## Task details
Scan the lines below for the string "megállapított" and copy every one that has it.

*** Entries supplied ***

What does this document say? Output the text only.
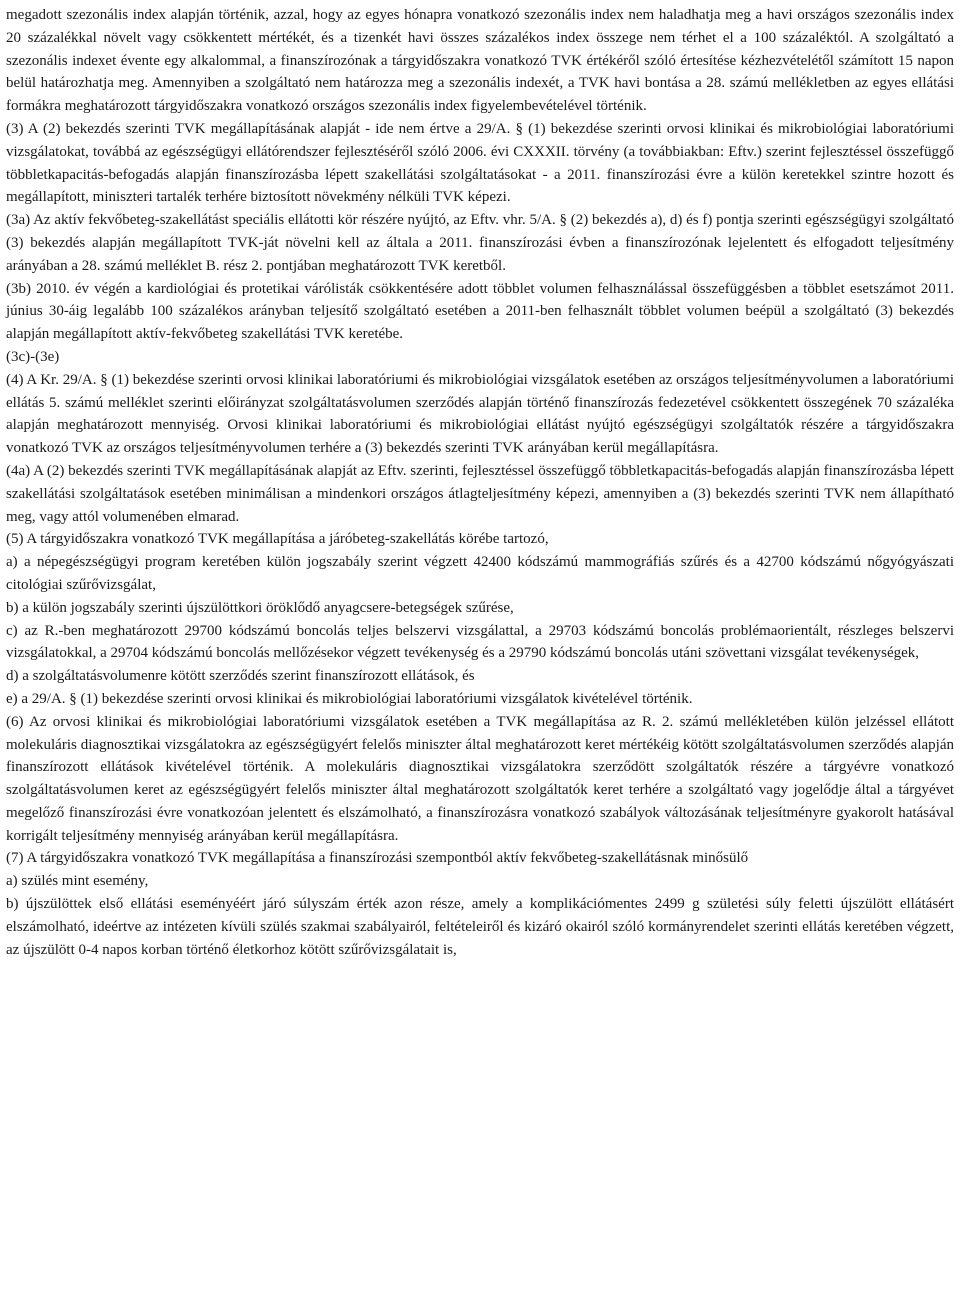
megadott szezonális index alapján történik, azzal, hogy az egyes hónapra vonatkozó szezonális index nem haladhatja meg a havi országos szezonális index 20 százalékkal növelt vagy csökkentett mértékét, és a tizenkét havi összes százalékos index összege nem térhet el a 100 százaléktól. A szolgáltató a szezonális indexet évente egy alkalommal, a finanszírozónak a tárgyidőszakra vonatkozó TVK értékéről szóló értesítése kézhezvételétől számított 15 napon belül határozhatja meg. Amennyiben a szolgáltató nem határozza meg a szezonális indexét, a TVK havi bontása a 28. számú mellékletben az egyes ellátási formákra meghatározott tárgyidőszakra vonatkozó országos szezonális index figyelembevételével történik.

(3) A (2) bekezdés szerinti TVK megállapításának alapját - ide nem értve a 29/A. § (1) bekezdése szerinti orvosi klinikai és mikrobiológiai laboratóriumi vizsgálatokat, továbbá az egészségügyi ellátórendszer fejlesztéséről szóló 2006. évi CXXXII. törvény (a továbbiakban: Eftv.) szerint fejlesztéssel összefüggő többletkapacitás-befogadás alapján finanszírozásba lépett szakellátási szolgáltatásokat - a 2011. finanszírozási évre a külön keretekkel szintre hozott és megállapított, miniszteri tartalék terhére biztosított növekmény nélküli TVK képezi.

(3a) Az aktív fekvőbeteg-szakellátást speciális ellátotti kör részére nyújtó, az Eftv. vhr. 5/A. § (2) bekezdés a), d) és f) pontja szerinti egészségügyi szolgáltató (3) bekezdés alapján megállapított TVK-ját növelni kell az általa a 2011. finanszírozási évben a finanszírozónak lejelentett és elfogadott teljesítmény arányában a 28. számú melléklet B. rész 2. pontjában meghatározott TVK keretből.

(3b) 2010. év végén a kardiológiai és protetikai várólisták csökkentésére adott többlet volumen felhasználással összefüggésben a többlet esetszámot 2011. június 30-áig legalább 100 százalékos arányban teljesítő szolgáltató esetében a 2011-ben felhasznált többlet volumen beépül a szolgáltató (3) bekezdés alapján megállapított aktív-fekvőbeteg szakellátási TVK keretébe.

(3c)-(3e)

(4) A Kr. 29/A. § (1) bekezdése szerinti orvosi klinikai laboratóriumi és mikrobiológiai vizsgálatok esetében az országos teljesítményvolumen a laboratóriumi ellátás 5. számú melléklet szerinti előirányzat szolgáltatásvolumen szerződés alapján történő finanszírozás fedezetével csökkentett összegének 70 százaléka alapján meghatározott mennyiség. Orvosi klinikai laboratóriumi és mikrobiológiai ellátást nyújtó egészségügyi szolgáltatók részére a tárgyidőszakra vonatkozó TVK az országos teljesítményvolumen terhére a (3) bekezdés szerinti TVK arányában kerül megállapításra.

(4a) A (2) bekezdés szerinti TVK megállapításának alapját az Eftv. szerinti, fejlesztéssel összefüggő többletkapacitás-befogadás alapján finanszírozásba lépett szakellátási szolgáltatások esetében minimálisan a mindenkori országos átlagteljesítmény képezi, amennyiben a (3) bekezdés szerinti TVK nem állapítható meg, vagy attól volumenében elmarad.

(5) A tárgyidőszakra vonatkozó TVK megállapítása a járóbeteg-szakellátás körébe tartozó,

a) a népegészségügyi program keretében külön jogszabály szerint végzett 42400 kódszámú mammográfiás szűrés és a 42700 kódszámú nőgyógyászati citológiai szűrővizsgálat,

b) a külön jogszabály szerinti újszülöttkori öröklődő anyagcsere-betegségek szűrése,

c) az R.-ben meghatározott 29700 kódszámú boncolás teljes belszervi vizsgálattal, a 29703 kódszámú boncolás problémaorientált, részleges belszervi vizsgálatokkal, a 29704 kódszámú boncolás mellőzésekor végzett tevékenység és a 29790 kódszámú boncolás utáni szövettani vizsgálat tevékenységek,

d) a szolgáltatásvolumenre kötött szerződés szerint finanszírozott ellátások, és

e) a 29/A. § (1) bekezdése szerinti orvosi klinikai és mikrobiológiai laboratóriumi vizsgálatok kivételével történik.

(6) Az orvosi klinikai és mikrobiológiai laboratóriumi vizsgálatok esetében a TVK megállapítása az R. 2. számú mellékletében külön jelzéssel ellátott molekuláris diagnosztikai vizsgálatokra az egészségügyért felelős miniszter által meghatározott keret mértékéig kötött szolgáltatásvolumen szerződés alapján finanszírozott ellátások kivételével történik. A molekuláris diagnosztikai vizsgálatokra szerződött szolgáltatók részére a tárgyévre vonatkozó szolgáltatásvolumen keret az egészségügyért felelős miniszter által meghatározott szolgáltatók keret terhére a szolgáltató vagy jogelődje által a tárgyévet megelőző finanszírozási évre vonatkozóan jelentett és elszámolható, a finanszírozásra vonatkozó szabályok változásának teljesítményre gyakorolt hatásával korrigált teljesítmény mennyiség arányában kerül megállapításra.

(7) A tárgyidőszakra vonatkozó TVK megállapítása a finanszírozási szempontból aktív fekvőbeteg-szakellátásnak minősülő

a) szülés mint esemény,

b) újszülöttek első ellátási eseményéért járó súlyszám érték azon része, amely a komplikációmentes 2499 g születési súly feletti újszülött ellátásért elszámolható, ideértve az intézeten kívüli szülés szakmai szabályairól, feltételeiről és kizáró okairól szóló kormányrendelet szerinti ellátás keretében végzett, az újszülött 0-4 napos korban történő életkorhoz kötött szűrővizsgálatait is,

***
*** Entries supplied ***

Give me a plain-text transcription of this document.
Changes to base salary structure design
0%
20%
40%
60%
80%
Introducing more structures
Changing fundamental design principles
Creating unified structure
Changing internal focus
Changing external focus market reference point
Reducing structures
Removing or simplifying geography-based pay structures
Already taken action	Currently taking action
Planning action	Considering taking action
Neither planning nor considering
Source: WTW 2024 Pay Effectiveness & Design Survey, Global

***
*** Entries supplied ***

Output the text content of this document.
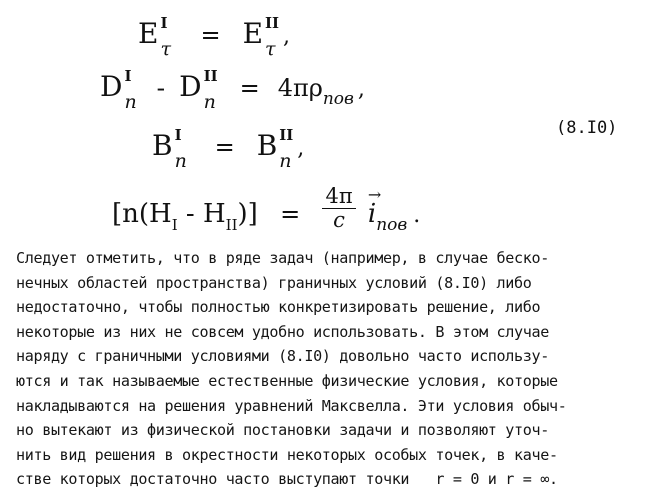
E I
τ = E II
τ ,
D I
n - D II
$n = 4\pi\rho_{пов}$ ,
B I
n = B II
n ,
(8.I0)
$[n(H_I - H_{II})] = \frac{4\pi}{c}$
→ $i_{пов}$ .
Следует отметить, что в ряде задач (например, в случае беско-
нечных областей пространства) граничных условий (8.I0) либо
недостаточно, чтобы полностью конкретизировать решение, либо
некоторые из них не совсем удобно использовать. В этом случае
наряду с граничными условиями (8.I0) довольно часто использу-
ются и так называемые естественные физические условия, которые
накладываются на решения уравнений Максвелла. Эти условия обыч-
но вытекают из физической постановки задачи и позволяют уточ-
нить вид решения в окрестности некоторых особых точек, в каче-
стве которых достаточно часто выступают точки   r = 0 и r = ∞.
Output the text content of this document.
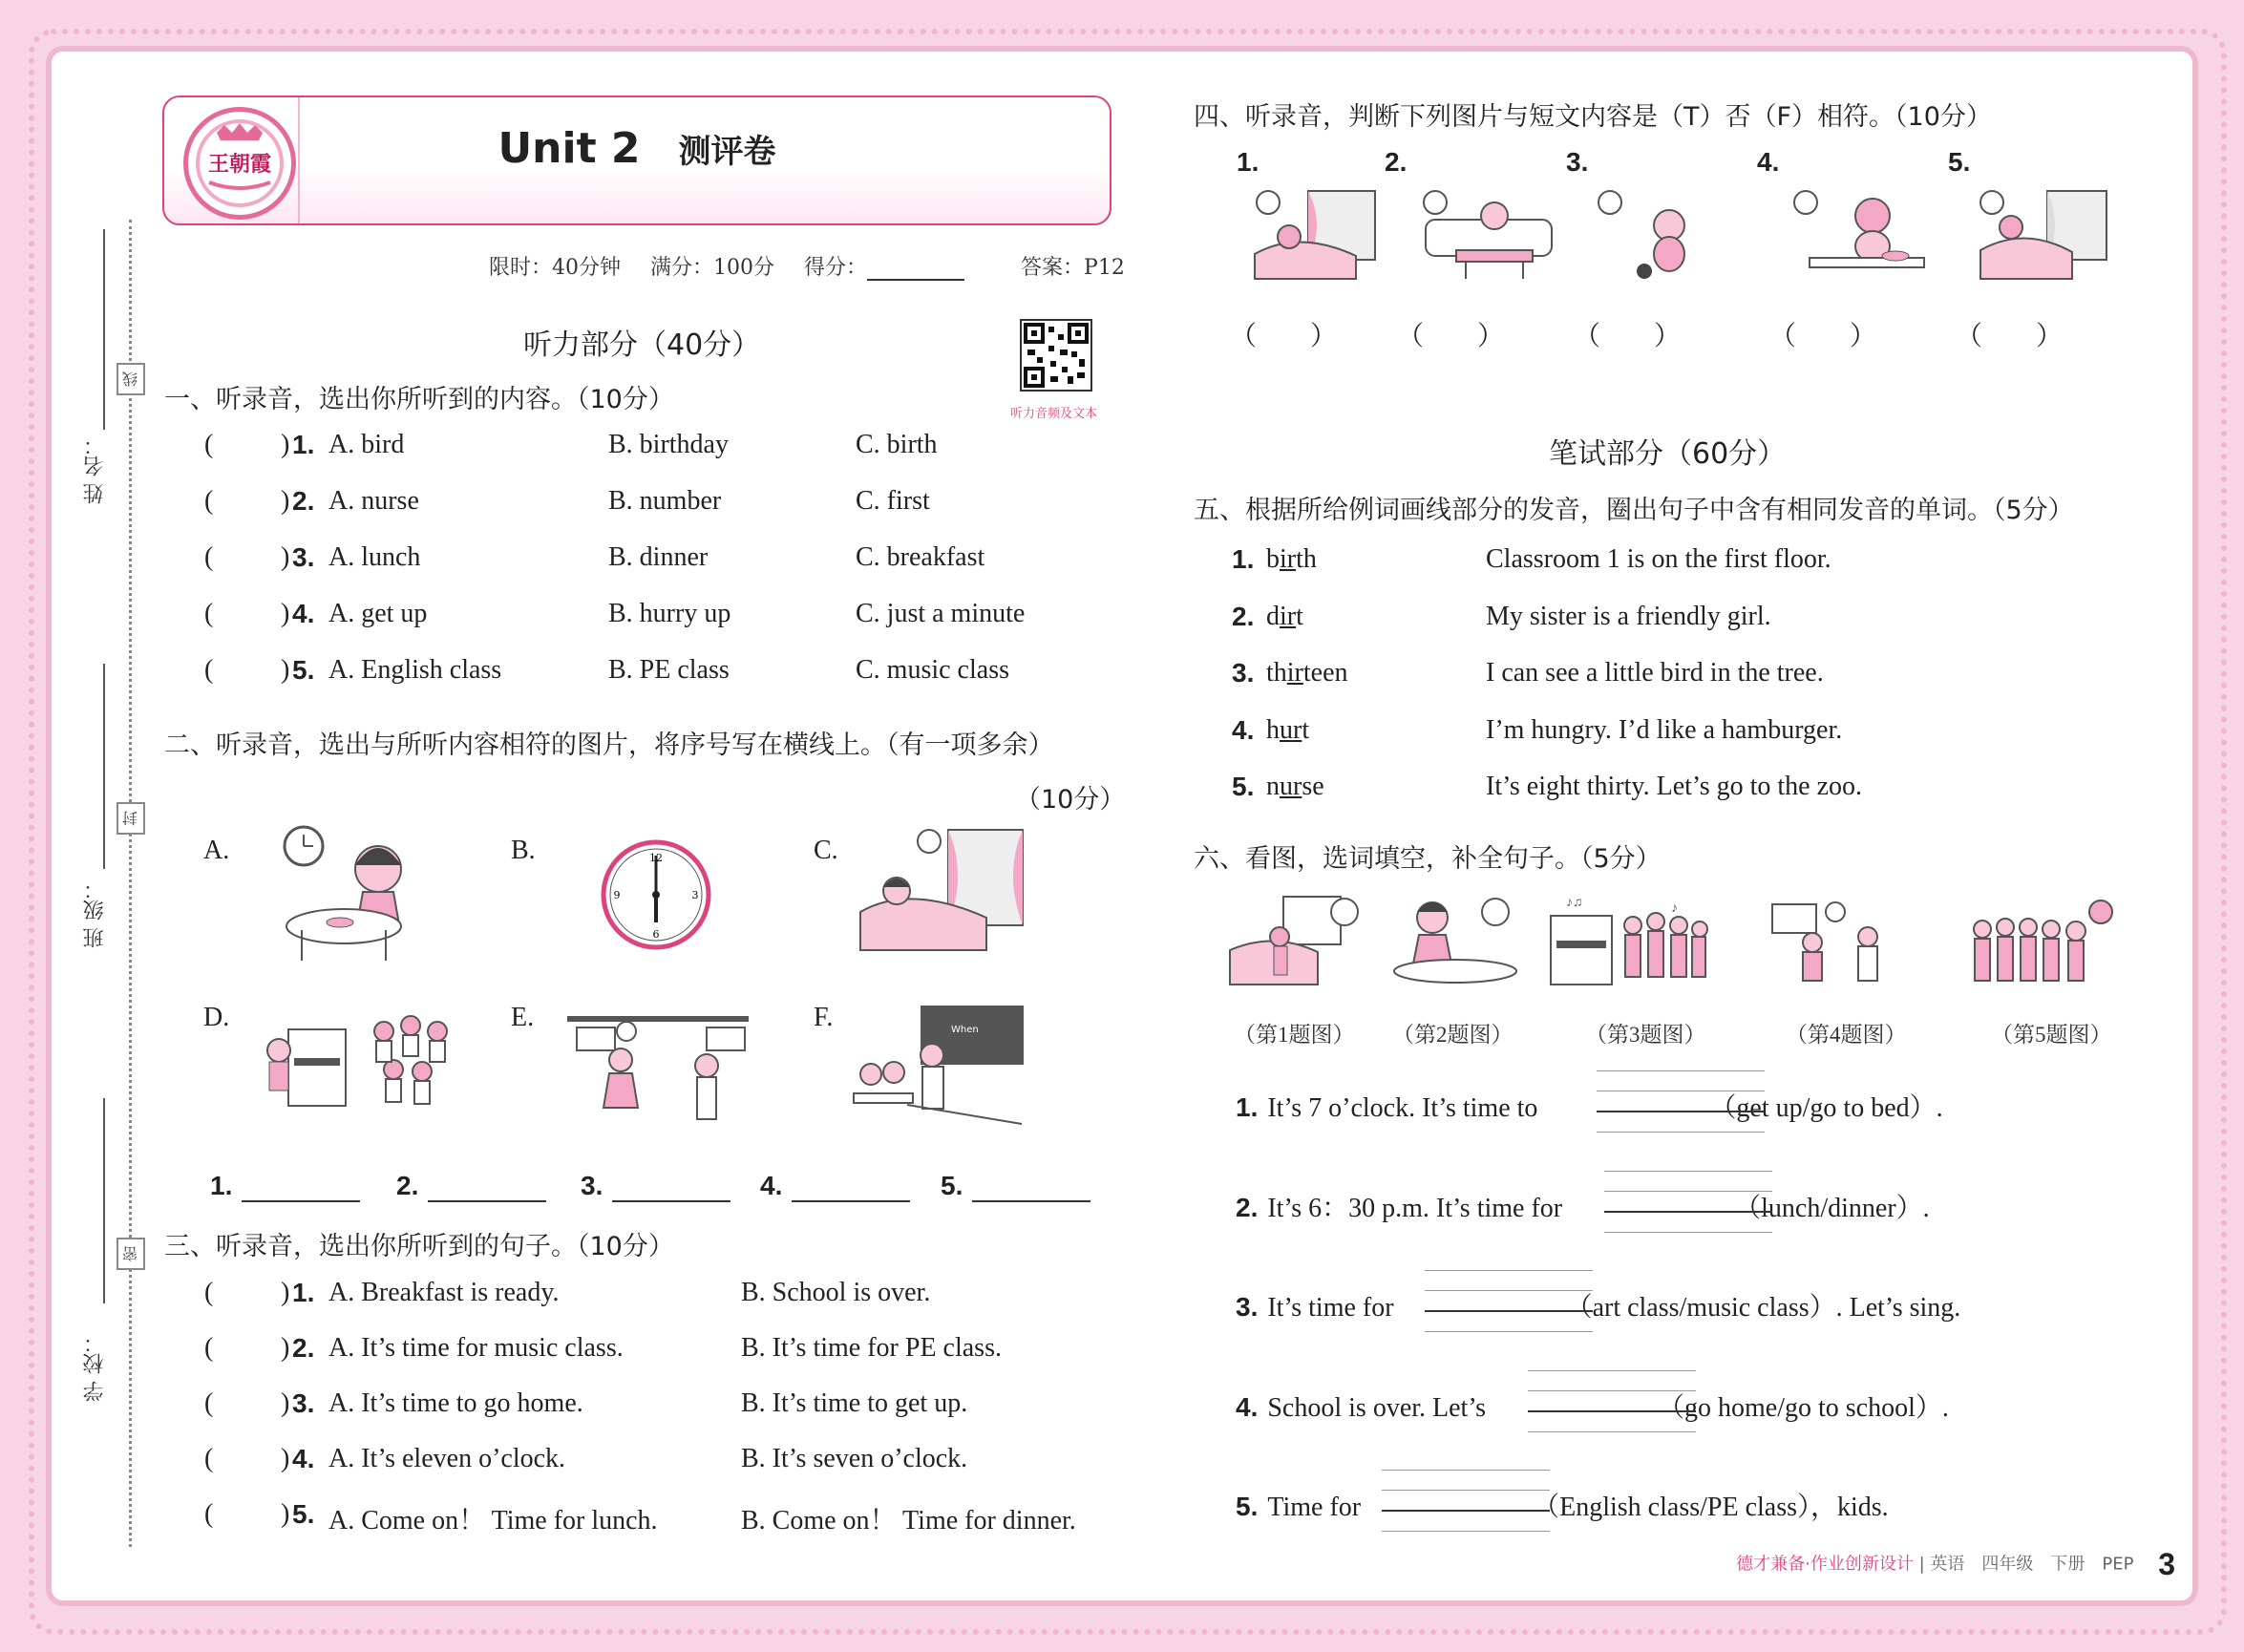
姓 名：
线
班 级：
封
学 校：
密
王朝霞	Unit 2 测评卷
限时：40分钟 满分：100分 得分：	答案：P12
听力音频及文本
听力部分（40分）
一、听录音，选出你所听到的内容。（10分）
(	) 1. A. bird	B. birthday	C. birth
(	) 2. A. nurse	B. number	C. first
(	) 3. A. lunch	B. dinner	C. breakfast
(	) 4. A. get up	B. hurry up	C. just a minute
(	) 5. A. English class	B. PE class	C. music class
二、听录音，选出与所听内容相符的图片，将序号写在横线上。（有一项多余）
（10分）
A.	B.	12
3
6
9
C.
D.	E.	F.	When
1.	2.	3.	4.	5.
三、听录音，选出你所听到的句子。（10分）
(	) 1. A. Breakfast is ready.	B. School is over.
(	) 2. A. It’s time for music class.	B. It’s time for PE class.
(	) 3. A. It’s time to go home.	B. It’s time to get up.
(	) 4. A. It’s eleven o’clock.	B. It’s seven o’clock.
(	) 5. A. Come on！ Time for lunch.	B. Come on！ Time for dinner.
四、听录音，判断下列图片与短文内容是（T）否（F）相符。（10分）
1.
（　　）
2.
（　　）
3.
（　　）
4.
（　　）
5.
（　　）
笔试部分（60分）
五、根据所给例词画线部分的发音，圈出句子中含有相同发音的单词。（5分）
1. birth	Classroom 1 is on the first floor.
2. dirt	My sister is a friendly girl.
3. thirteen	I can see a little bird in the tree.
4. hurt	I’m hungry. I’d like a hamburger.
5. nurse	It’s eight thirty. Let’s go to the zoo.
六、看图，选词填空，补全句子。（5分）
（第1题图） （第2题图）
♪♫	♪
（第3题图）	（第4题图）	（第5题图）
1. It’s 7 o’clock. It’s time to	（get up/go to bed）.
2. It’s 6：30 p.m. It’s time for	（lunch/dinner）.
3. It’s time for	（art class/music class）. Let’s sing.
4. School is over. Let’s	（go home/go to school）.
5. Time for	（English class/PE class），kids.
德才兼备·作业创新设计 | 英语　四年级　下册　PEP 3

***

## Solution to the problem
(3) A (2) bekezdés szerinti TVK megállapításának alapját - ide nem értve a 29/A. § (1) bekezdése szerinti orvosi klinikai és mikrobiológiai laboratóriumi vizsgálatokat, továbbá az egészségügyi ellátórendszer fejlesztéséről szóló 2006. évi CXXXII. törvény (a továbbiakban: Eftv.) szerint fejlesztéssel összefüggő többletkapacitás-befogadás alapján finanszírozásba lépett szakellátási szolgáltatásokat - a 2011. finanszírozási évre a külön keretekkel szintre hozott és megállapított, miniszteri tartalék terhére biztosított növekmény nélküli TVK képezi.
(3a) Az aktív fekvőbeteg-szakellátást speciális ellátotti kör részére nyújtó, az Eftv. vhr. 5/A. § (2) bekezdés a), d) és f) pontja szerinti egészségügyi szolgáltató (3) bekezdés alapján megállapított TVK-ját növelni kell az általa a 2011. finanszírozási évben a finanszírozónak lejelentett és elfogadott teljesítmény arányában a 28. számú melléklet B. rész 2. pontjában meghatározott TVK keretből.
(3b) 2010. év végén a kardiológiai és protetikai várólisták csökkentésére adott többlet volumen felhasználással összefüggésben a többlet esetszámot 2011. június 30-áig legalább 100 százalékos arányban teljesítő szolgáltató esetében a 2011-ben felhasznált többlet volumen beépül a szolgáltató (3) bekezdés alapján megállapított aktív-fekvőbeteg szakellátási TVK keretébe.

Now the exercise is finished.